◆ Problem to solve
Find how many lines contain the word "this" and state that number alone.

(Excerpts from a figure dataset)
* * * * *
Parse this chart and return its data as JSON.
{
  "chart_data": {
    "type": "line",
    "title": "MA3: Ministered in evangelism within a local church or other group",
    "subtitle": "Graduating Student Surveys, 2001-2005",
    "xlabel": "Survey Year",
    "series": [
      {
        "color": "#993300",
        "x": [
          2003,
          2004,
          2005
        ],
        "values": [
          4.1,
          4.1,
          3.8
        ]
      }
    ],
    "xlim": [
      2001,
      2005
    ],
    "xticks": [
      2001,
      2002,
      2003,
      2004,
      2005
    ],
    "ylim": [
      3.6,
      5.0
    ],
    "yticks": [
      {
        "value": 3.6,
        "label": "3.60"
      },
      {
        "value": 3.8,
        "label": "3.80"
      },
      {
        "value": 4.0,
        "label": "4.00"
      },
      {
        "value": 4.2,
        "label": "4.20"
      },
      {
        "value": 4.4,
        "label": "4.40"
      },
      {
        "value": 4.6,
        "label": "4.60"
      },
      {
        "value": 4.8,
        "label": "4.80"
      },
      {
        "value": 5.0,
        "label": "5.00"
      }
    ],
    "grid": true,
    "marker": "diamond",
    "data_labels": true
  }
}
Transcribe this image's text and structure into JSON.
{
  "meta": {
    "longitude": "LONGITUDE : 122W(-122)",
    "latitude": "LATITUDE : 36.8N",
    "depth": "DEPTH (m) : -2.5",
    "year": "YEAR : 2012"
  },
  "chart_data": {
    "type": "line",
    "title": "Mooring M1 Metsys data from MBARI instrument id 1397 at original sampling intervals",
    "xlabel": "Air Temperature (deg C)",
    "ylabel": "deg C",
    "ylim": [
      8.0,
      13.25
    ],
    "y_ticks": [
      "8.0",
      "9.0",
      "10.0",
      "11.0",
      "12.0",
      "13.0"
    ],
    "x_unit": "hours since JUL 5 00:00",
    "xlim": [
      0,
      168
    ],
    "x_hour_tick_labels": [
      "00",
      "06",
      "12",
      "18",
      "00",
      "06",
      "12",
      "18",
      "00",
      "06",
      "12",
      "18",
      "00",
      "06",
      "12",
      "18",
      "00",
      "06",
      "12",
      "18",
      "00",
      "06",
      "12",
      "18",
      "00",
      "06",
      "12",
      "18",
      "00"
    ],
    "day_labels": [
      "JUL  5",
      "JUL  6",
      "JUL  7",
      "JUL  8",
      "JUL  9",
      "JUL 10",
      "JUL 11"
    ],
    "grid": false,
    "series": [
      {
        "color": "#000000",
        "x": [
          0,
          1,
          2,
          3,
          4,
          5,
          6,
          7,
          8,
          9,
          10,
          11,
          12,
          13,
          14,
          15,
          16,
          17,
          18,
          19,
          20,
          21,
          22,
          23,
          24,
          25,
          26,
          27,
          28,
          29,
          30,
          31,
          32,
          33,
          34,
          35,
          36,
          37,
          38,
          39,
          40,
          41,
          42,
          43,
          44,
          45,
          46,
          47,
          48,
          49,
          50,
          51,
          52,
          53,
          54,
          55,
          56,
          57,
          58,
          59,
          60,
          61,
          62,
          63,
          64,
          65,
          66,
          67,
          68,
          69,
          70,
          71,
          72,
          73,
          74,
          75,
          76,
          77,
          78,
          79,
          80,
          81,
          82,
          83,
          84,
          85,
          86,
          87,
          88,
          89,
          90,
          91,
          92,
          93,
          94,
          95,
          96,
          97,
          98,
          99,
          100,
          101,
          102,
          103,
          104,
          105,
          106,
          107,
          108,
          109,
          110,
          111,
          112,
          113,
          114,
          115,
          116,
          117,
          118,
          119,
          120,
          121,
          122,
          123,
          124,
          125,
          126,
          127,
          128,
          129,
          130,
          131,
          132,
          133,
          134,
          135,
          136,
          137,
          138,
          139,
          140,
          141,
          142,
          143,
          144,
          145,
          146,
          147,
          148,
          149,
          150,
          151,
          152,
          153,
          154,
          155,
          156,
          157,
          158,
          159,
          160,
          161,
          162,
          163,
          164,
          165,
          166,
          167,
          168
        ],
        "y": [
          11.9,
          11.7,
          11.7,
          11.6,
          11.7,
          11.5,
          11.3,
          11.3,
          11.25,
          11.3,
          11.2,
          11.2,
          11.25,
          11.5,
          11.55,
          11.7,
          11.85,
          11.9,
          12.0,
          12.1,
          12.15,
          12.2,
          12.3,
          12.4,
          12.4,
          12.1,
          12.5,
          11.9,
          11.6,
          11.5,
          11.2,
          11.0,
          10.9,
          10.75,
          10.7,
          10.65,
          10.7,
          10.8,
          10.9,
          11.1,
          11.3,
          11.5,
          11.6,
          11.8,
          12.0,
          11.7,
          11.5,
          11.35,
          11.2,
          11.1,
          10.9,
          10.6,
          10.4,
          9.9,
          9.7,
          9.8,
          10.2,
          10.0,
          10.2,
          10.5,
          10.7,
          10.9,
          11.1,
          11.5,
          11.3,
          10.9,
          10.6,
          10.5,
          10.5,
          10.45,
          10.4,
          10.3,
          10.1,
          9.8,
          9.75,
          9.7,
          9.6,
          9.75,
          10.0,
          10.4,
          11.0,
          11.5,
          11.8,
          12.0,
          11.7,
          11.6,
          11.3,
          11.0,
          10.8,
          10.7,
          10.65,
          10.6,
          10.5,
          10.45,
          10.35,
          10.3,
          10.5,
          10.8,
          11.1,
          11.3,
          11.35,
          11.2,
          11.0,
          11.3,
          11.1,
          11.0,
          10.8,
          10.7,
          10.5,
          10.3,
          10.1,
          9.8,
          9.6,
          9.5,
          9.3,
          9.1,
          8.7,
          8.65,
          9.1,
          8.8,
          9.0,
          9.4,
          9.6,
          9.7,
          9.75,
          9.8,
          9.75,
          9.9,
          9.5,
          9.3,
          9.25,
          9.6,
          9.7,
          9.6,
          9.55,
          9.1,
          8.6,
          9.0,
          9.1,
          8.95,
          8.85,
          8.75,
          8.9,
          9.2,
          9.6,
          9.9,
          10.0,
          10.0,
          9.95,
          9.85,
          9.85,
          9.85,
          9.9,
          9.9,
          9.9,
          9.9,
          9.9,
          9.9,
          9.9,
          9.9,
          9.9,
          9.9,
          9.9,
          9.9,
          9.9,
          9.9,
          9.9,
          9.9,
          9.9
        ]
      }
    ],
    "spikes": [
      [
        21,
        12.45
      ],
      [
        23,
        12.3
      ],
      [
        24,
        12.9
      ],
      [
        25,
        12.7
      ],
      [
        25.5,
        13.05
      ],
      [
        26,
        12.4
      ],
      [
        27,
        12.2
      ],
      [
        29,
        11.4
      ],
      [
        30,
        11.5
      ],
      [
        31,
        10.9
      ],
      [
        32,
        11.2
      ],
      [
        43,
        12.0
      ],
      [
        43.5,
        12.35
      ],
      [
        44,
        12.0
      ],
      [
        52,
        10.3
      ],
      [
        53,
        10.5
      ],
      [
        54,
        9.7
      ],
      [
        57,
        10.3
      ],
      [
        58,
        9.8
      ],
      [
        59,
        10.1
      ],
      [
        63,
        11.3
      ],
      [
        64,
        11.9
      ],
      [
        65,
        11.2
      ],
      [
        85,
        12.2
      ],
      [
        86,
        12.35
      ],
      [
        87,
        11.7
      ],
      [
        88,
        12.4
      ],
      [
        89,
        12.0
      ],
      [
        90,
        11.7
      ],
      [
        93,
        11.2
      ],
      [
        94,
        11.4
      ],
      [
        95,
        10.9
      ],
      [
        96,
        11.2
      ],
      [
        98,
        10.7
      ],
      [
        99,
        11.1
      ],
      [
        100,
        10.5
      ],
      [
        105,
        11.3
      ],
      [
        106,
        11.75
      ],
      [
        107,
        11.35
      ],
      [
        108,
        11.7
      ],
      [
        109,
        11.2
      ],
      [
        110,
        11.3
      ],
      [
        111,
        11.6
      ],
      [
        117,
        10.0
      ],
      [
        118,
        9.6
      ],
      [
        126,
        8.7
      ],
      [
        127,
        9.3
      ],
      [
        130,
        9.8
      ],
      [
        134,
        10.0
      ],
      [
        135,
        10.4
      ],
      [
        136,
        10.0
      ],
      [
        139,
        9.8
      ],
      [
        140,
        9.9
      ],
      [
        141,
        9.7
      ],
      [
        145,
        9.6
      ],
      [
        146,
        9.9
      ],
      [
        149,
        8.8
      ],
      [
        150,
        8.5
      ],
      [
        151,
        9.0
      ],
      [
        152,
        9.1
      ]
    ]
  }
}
* * * * *
◆ Solved problem
2